Created attachment 2241 [details] Details on the bug in nlm() which results from a wrong Cholesky decomposition of the analytic Hessian Hi, I would like to report a bug in nlm(). The following erroneous behavior was observed in several test settings: nlm() converges if only an analytic gradient is specified by the user, but it does not converge if additionally the analytic Hessian is provided. This is due to an erroneous implementation of a modified Cholesky decomposition of the analytic Hessian in function choldc() in uncmin.c. To see the nonconvergence, run this example of optimization of the Rosenbrock banana valley function (as in demo(nlm)): fg <- function(x){ # analytic gradient only gr <- function(x1, x2) c(-400*x1*(x2 - x1*x1)-2*(1-x1), 200*(x2 - x1*x1)) x1 <- x[1]; x2 <- x[2] res<- 100*(x2 - x1*x1)^2 + (1-x1)^2 attr(res, "gradient") <- gr(x1, x2) return(res) } nlm.fg <- nlm(fg, c(-1.2, 1)) fgh <- function(x){ #analytic gradient and Hessian gr <- function(x1, x2) c(-400*x1*(x2 - x1*x1) - 2*(1-x1), 200*(x2 - x1*x1)) h <- function(x1, x2){ a11 <- 2 - 400*x2 + 1200*x1*x1 a21 <- -400*x1 matrix(c(a11, a21, a21, 200), 2, 2) } x1 <- x[1]; x2 <- x[2]; res<- 100*(x2 - x1*x1)^2 + (1-x1)^2 attr(res, "gradient") <- gr(x1, x2) attr(res, "hessian") <- h(x1, x2) return(res) } nlm.fgh <- nlm(fgh, c(-1.2,1)) If only the analytic gradient is provided, the algorithm terminates after 24 iterations. If additionally the analytic Hessian is provided, the algorithm terminates after the maximum number of 100 iterations at a point far from the optimum. I found that this is due to the bug in choldc() in uncmin.c. A more detailed explanation is attached. Best wishes, Marie

Thank you for the report! What you write (in the attached 11 page pdf report) makes much sense to me as reader. However your remedy R functions chlhsnDS() and choldcDS() are - as you acknowledge more or less - quite a bit further away from the current code than what would strictly be needed, right? ... notably as I think I understood that the current code in "only" wrong in choldc() and not in chlhsn(). OTOH Dennis and Schnabel (1996) is almost surely more recent than what was the basis of nlm() and it might be advantageous to do the switch of algorithm details (and from rowwise to columnwise, in choldc()). OTOH, I'd like to be cautious in a change and hence, ideally I'd like to see a *minimal* change, i.e. only change the *order* of filling the entries (first H_ij for j < i, then H_ii) in the 2nd part of choldc(). Shouldn't that be already sufficient? If you provided your R functions in 2nd attachment, your report would be reproducible and we could experiment with such a minimal change to choldc() only. Thank you once more for the very detailed report!

=-=-=-=-=

* **WRITTEN PROBLEM 1**: According to the nlm() bug report, why does nlm() fail to converge when the analytic Hessian is supplied along with the analytic gradient? Answer in one to three sentences.
* **WRITTEN PROBLEM 2**: Extend the nlm() bug report thread, starting after its last sentence.
The data comes from a source unrelated to the nlm() bug report.

* **SUPPLIED DATA**:
=-=-=-=-=

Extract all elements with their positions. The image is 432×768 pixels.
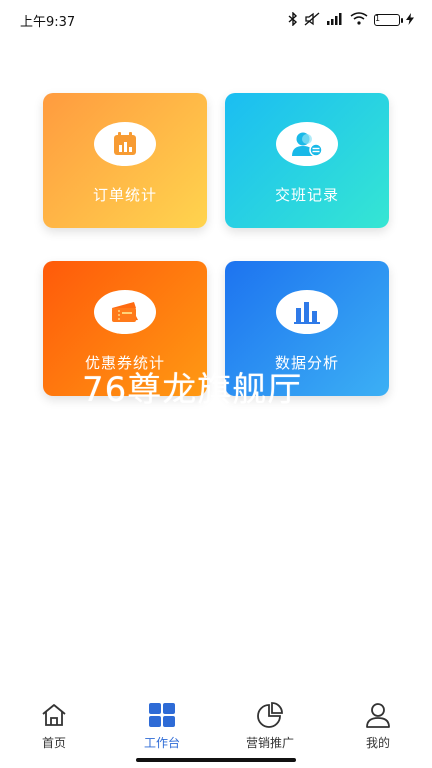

=-=-=-=-=

* **RIGHT ANSWER 1**: The report attributes the failure to an erroneous implementation of a modified Cholesky decomposition of the analytic Hessian in the function choldc() in uncmin.c. Because of this, the Rosenbrock example runs to the maximum of 100 iterations and stops far from the optimum. With only the gradient, it finishes after 24 iterations.

* **RIGHT ANSWER 2**:
Created attachment 2242 [details] R functions used in the report

Thank you for taking a closer look at the report. It's true that the actual error is only in choldc(), so one might start with the minimal change you suggest (changing the order of filling the entries). However, it seems that the checks for positive definiteness in chlhsn() also differ a bit (e.g., Dennis and Schnabel (1996) additionally check for large off-diagonal elements) and I haven't examined what effect this has... I attached an R script with the code from the report, so you can experiment. (In reply to Martin Maechler from comment #1)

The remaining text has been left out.